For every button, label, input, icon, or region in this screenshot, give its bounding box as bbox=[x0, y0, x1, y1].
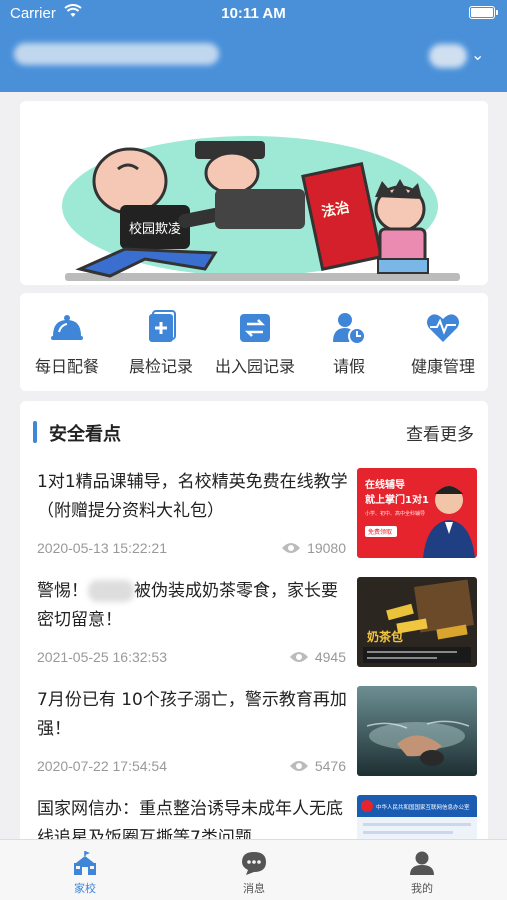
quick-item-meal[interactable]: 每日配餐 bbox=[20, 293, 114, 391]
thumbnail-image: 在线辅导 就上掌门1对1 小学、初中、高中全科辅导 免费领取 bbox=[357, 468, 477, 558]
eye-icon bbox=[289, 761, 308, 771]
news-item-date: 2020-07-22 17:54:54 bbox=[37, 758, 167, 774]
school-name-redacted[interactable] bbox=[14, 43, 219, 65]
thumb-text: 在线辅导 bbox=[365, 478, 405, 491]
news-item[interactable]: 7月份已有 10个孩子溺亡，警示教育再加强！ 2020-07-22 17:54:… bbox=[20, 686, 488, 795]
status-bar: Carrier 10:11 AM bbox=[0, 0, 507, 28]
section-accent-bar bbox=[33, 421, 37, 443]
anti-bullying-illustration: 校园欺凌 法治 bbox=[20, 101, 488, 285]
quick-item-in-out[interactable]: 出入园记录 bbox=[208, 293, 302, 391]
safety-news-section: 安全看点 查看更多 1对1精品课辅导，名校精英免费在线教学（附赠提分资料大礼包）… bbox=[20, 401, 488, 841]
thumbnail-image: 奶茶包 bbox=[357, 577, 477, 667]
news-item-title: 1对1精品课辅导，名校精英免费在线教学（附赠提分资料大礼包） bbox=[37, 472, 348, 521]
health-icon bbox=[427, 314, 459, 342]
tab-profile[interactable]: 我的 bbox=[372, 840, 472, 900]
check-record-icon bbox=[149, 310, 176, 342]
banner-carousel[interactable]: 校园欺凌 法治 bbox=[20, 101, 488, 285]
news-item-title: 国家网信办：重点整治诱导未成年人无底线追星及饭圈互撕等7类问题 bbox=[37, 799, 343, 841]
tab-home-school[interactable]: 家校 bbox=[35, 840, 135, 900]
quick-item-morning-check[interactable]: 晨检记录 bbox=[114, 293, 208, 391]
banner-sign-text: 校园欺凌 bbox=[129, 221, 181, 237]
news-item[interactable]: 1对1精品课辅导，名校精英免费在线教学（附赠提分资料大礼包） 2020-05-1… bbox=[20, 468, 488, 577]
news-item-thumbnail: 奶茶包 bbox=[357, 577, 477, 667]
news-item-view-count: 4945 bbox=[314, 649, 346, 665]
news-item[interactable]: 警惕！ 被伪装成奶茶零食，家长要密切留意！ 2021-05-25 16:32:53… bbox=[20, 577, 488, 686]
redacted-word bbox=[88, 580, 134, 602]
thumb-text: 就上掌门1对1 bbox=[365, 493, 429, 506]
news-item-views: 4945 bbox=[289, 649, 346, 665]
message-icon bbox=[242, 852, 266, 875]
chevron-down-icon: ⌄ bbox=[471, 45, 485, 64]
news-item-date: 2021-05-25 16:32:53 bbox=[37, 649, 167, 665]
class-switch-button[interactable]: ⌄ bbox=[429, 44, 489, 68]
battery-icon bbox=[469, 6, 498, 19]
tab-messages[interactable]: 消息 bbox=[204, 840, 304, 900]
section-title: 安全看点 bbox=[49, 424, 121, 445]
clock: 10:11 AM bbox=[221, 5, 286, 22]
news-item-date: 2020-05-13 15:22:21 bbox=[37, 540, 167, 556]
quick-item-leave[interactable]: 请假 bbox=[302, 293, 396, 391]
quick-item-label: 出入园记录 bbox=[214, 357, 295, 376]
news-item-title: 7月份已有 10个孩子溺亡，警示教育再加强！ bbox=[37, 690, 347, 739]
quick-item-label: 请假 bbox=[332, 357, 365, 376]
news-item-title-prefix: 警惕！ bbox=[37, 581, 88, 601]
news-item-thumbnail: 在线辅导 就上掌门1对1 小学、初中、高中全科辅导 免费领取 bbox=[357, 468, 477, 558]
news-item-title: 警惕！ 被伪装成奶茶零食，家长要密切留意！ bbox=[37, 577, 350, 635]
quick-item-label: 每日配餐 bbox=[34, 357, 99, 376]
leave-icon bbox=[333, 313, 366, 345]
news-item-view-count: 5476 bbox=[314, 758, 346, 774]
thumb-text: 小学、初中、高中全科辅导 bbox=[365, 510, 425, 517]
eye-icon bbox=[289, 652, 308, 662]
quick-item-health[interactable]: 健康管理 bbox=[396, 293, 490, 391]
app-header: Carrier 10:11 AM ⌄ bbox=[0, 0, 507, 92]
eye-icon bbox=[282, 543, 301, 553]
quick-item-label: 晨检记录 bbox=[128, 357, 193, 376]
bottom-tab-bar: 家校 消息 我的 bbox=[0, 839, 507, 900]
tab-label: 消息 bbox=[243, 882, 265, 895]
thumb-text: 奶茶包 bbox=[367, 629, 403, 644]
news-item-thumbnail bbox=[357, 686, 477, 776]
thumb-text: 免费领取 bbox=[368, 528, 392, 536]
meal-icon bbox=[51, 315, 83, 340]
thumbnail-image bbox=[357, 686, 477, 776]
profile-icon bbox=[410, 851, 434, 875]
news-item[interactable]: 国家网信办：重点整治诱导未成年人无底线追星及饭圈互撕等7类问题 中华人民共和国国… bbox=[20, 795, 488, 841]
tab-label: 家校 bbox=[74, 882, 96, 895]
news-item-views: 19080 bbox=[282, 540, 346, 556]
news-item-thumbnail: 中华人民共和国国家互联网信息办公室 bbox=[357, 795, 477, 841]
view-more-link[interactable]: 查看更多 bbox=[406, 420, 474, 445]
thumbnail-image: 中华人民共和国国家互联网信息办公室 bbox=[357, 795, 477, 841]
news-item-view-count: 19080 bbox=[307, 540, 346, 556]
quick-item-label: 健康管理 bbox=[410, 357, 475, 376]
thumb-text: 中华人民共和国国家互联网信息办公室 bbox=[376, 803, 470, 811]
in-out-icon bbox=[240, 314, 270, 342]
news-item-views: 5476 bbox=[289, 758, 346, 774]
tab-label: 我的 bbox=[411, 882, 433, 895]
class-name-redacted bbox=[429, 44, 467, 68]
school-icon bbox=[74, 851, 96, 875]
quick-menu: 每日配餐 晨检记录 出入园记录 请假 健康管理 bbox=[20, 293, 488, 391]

+ + +

WRITTEN PROBLEM: Reproduce every line of the material above verbatim, omitting the pictures.

SOLUTION TO THE EXERCISE:
For every button, label, input, icon, or region in this screenshot, give its bounding box as bbox=[x0, y0, x1, y1].
quick-item-meal[interactable]: 每日配餐 bbox=[20, 293, 114, 391]
thumbnail-image: 在线辅导 就上掌门1对1 小学、初中、高中全科辅导 免费领取 bbox=[357, 468, 477, 558]
eye-icon bbox=[289, 761, 308, 771]
news-item-date: 2020-07-22 17:54:54 bbox=[37, 758, 167, 774]
school-name-redacted[interactable] bbox=[14, 43, 219, 65]
thumb-text: 在线辅导 bbox=[365, 478, 405, 491]
news-item[interactable]: 7月份已有 10个孩子溺亡，警示教育再加强！ 2020-07-22 17:54:… bbox=[20, 686, 488, 795]
status-bar: Carrier 10:11 AM bbox=[0, 0, 507, 28]
section-accent-bar bbox=[33, 421, 37, 443]
anti-bullying-illustration: 校园欺凌 法治 bbox=[20, 101, 488, 285]
quick-item-in-out[interactable]: 出入园记录 bbox=[208, 293, 302, 391]
safety-news-section: 安全看点 查看更多 1对1精品课辅导，名校精英免费在线教学（附赠提分资料大礼包）… bbox=[20, 401, 488, 841]
thumbnail-image: 奶茶包 bbox=[357, 577, 477, 667]
news-item-title: 1对1精品课辅导，名校精英免费在线教学（附赠提分资料大礼包） bbox=[37, 472, 348, 521]
health-icon bbox=[427, 314, 459, 342]
tab-profile[interactable]: 我的 bbox=[372, 840, 472, 900]
check-record-icon bbox=[149, 310, 176, 342]
banner-carousel[interactable]: 校园欺凌 法治 bbox=[20, 101, 488, 285]
news-item-title: 国家网信办：重点整治诱导未成年人无底线追星及饭圈互撕等7类问题 bbox=[37, 799, 343, 841]
tab-home-school[interactable]: 家校 bbox=[35, 840, 135, 900]
quick-item-morning-check[interactable]: 晨检记录 bbox=[114, 293, 208, 391]
banner-sign-text: 校园欺凌 bbox=[129, 221, 181, 237]
news-item[interactable]: 1对1精品课辅导，名校精英免费在线教学（附赠提分资料大礼包） 2020-05-1… bbox=[20, 468, 488, 577]
news-item-thumbnail: 奶茶包 bbox=[357, 577, 477, 667]
news-item-view-count: 4945 bbox=[314, 649, 346, 665]
news-item[interactable]: 警惕！ 被伪装成奶茶零食，家长要密切留意！ 2021-05-25 16:32:53… bbox=[20, 577, 488, 686]
redacted-word bbox=[88, 580, 134, 602]
thumb-text: 就上掌门1对1 bbox=[365, 493, 429, 506]
news-item-views: 4945 bbox=[289, 649, 346, 665]
message-icon bbox=[242, 852, 266, 875]
chevron-down-icon: ⌄ bbox=[471, 45, 485, 64]
news-item-date: 2021-05-25 16:32:53 bbox=[37, 649, 167, 665]
class-switch-button[interactable]: ⌄ bbox=[429, 44, 489, 68]
battery-icon bbox=[469, 6, 498, 19]
tab-messages[interactable]: 消息 bbox=[204, 840, 304, 900]
section-title: 安全看点 bbox=[49, 424, 121, 445]
clock: 10:11 AM bbox=[221, 5, 286, 22]
news-item-date: 2020-05-13 15:22:21 bbox=[37, 540, 167, 556]
quick-item-leave[interactable]: 请假 bbox=[302, 293, 396, 391]
quick-item-label: 出入园记录 bbox=[214, 357, 295, 376]
news-item-title: 7月份已有 10个孩子溺亡，警示教育再加强！ bbox=[37, 690, 347, 739]
quick-item-label: 请假 bbox=[332, 357, 365, 376]
news-item-title-prefix: 警惕！ bbox=[37, 581, 88, 601]
news-item-thumbnail: 在线辅导 就上掌门1对1 小学、初中、高中全科辅导 免费领取 bbox=[357, 468, 477, 558]
news-item-title: 警惕！ 被伪装成奶茶零食，家长要密切留意！ bbox=[37, 577, 350, 635]
quick-item-label: 每日配餐 bbox=[34, 357, 99, 376]
leave-icon bbox=[333, 313, 366, 345]
news-item-view-count: 5476 bbox=[314, 758, 346, 774]
thumb-text: 小学、初中、高中全科辅导 bbox=[365, 510, 425, 517]
eye-icon bbox=[289, 652, 308, 662]
quick-item-health[interactable]: 健康管理 bbox=[396, 293, 490, 391]
app-header: Carrier 10:11 AM ⌄ bbox=[0, 0, 507, 92]
eye-icon bbox=[282, 543, 301, 553]
quick-item-label: 晨检记录 bbox=[128, 357, 193, 376]
bottom-tab-bar: 家校 消息 我的 bbox=[0, 839, 507, 900]
tab-label: 消息 bbox=[243, 882, 265, 895]
thumb-text: 奶茶包 bbox=[367, 629, 403, 644]
news-item-thumbnail bbox=[357, 686, 477, 776]
thumb-text: 免费领取 bbox=[368, 528, 392, 536]
meal-icon bbox=[51, 315, 83, 340]
thumbnail-image bbox=[357, 686, 477, 776]
profile-icon bbox=[410, 851, 434, 875]
news-item[interactable]: 国家网信办：重点整治诱导未成年人无底线追星及饭圈互撕等7类问题 中华人民共和国国… bbox=[20, 795, 488, 841]
tab-label: 家校 bbox=[74, 882, 96, 895]
news-item-views: 19080 bbox=[282, 540, 346, 556]
news-item-thumbnail: 中华人民共和国国家互联网信息办公室 bbox=[357, 795, 477, 841]
view-more-link[interactable]: 查看更多 bbox=[406, 420, 474, 445]
thumbnail-image: 中华人民共和国国家互联网信息办公室 bbox=[357, 795, 477, 841]
news-item-view-count: 19080 bbox=[307, 540, 346, 556]
quick-item-label: 健康管理 bbox=[410, 357, 475, 376]
thumb-text: 中华人民共和国国家互联网信息办公室 bbox=[376, 803, 470, 811]
in-out-icon bbox=[240, 314, 270, 342]
news-item-views: 5476 bbox=[289, 758, 346, 774]
tab-label: 我的 bbox=[411, 882, 433, 895]
class-name-redacted bbox=[429, 44, 467, 68]
school-icon bbox=[74, 851, 96, 875]
quick-menu: 每日配餐 晨检记录 出入园记录 请假 健康管理 bbox=[20, 293, 488, 391]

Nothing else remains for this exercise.